Copy out every line of the data exactly.

** BEGIN Exercise data **

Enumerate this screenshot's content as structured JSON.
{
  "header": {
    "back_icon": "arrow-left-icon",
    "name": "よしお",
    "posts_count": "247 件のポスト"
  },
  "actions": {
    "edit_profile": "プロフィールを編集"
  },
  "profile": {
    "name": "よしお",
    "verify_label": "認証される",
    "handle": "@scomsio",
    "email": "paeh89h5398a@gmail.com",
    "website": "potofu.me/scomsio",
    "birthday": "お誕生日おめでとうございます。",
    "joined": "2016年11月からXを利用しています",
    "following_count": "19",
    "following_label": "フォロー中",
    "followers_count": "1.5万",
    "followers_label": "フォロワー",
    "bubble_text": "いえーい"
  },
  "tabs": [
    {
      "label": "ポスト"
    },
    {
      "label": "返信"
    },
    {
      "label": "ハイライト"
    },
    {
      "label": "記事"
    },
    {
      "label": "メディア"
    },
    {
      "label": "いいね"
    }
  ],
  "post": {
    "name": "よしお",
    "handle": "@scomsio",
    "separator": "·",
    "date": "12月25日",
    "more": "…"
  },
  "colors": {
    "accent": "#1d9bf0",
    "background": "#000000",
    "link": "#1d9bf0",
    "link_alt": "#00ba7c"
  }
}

** END Exercise data **

» **Reply to the exercise**
Enumerate this screenshot's content as structured JSON.
{
  "header": {
    "back_icon": "arrow-left-icon",
    "name": "よしお",
    "posts_count": "247 件のポスト"
  },
  "actions": {
    "edit_profile": "プロフィールを編集"
  },
  "profile": {
    "name": "よしお",
    "verify_label": "認証される",
    "handle": "@scomsio",
    "email": "paeh89h5398a@gmail.com",
    "website": "potofu.me/scomsio",
    "birthday": "お誕生日おめでとうございます。",
    "joined": "2016年11月からXを利用しています",
    "following_count": "19",
    "following_label": "フォロー中",
    "followers_count": "1.5万",
    "followers_label": "フォロワー",
    "bubble_text": "いえーい"
  },
  "tabs": [
    {
      "label": "ポスト"
    },
    {
      "label": "返信"
    },
    {
      "label": "ハイライト"
    },
    {
      "label": "記事"
    },
    {
      "label": "メディア"
    },
    {
      "label": "いいね"
    }
  ],
  "post": {
    "name": "よしお",
    "handle": "@scomsio",
    "separator": "·",
    "date": "12月25日",
    "more": "…"
  },
  "colors": {
    "accent": "#1d9bf0",
    "background": "#000000",
    "link": "#1d9bf0",
    "link_alt": "#00ba7c"
  }
}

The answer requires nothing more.